* [Stored entries]
++++

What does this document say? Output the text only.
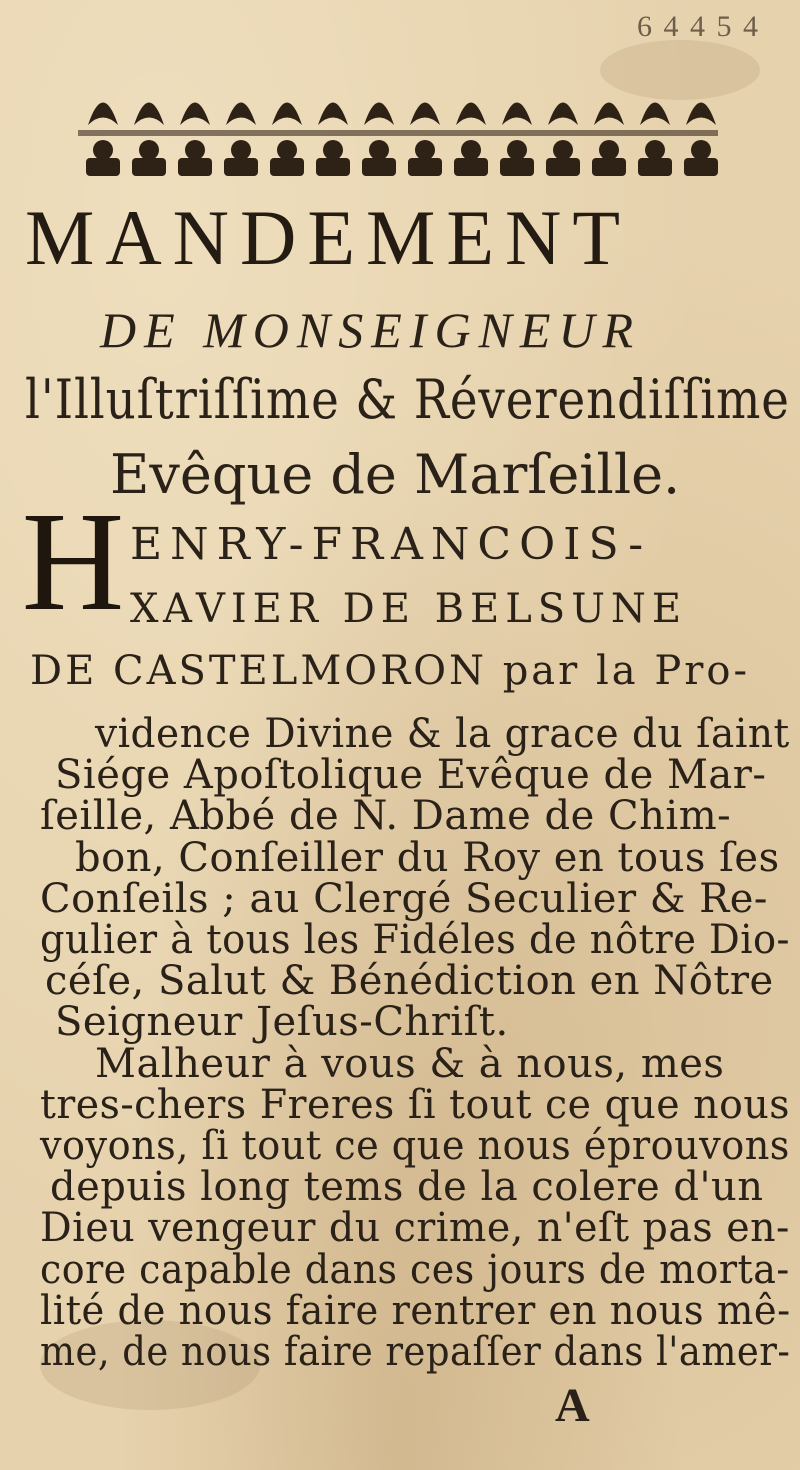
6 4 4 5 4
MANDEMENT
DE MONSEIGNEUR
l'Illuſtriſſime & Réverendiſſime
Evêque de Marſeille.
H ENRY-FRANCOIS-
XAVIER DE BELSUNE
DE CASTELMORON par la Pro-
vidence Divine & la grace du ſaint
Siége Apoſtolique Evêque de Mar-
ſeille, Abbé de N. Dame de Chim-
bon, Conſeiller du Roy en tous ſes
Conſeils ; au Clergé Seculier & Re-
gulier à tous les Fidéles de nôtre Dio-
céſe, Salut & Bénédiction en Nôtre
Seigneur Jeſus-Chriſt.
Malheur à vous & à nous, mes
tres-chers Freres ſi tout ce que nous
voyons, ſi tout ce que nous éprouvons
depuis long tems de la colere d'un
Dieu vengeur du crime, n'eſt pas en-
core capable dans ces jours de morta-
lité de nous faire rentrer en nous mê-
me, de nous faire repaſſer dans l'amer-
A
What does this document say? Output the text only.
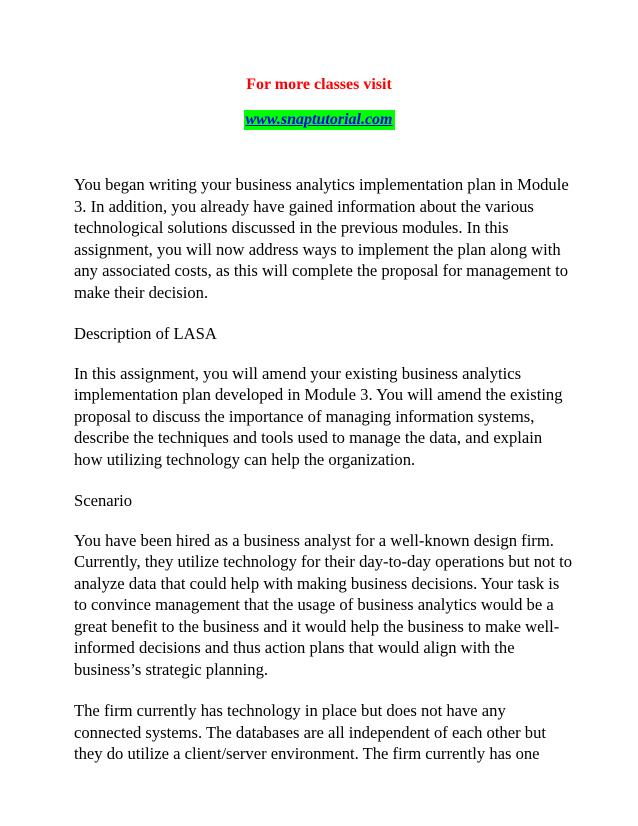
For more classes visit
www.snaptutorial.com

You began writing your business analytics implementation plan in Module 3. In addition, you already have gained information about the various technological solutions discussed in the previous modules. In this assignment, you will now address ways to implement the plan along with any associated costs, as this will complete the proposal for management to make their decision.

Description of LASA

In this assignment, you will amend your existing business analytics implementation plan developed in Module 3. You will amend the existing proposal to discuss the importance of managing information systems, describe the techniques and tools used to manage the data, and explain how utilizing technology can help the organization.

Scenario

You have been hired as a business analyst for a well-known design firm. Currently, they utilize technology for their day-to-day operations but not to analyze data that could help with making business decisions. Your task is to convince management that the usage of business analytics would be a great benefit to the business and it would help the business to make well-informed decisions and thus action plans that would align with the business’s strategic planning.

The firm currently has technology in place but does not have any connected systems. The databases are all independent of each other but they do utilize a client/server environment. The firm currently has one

++++

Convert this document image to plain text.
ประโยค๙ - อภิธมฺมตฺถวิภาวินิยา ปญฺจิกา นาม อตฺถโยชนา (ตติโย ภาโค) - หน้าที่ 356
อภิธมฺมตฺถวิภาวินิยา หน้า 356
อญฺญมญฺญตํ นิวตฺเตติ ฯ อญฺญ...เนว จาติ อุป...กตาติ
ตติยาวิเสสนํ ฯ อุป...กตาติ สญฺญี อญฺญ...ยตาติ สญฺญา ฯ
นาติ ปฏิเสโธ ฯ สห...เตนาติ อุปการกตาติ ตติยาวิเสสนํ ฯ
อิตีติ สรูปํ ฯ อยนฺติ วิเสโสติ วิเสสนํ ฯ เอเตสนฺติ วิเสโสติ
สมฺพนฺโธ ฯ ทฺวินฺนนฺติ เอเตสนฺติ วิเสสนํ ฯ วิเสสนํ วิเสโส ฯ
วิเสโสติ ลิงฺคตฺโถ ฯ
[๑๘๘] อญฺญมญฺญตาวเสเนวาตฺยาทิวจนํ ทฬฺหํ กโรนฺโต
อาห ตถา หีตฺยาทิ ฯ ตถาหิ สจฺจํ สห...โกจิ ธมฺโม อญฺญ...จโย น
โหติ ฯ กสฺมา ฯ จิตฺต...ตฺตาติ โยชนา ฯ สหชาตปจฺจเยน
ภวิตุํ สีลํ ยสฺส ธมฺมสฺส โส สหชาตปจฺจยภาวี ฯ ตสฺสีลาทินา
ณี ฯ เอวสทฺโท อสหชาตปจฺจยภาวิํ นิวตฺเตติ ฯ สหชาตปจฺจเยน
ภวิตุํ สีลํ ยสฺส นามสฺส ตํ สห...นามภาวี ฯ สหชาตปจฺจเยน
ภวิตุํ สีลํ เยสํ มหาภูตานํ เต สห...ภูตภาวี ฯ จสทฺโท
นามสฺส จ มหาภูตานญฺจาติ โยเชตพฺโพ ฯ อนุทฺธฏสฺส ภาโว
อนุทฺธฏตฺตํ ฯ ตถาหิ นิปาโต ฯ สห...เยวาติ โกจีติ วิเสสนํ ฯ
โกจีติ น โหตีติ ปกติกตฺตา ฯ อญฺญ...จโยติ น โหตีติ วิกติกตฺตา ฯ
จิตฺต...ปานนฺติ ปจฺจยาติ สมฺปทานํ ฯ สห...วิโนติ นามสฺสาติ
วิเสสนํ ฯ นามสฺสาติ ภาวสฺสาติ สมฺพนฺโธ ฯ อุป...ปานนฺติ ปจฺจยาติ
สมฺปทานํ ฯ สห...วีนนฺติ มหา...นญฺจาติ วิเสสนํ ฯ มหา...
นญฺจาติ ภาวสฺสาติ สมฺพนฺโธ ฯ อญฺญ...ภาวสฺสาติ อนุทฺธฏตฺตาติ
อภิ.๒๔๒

++++

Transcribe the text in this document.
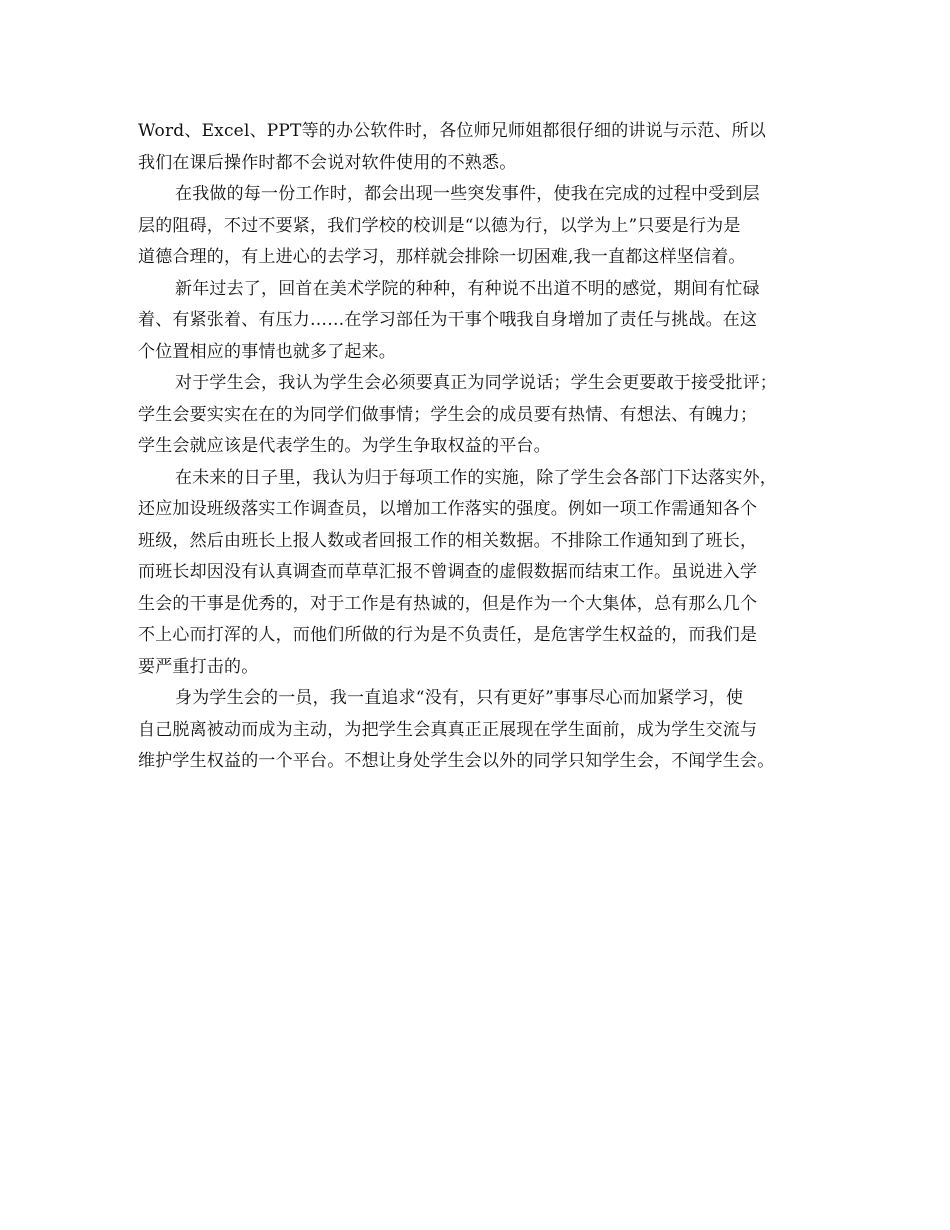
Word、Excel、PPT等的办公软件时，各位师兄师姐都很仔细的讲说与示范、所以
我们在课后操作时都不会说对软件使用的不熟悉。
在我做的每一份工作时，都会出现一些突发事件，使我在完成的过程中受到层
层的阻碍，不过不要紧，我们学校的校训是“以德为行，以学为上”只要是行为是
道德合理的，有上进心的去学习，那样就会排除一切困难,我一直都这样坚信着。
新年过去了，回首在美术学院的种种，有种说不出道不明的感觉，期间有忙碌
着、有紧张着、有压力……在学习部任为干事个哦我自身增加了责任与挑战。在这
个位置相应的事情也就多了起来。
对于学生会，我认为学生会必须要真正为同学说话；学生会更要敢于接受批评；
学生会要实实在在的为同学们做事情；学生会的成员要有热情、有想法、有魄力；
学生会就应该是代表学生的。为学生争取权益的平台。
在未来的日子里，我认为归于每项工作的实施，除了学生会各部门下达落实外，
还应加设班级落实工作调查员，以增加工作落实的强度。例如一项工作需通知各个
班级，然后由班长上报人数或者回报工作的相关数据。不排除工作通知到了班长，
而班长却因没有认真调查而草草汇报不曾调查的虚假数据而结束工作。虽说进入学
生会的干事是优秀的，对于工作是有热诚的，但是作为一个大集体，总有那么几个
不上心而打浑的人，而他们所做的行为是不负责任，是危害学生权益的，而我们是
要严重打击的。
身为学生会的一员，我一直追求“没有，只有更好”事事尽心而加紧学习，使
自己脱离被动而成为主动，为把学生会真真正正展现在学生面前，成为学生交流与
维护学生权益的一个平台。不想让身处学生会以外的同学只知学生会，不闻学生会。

++++

* [Aim of the exercise]
From the entries above, copy every line where the word "เสสน" shows up.

* [Full solution]
ตติยาวิเสสนํ ฯ อุป...กตาติ สญฺญี อญฺญ...ยตาติ สญฺญา ฯ
นาติ ปฏิเสโธ ฯ สห...เตนาติ อุปการกตาติ ตติยาวิเสสนํ ฯ
อิตีติ สรูปํ ฯ อยนฺติ วิเสโสติ วิเสสนํ ฯ เอเตสนฺติ วิเสโสติ
สมฺพนฺโธ ฯ ทฺวินฺนนฺติ เอเตสนฺติ วิเสสนํ ฯ วิเสสนํ วิเสโส ฯ
อนุทฺธฏตฺตํ ฯ ตถาหิ นิปาโต ฯ สห...เยวาติ โกจีติ วิเสสนํ ฯ
วิเสสนํ ฯ นามสฺสาติ ภาวสฺสาติ สมฺพนฺโธ ฯ อุป...ปานนฺติ ปจฺจยาติ
สมฺปทานํ ฯ สห...วีนนฺติ มหา...นญฺจาติ วิเสสนํ ฯ มหา...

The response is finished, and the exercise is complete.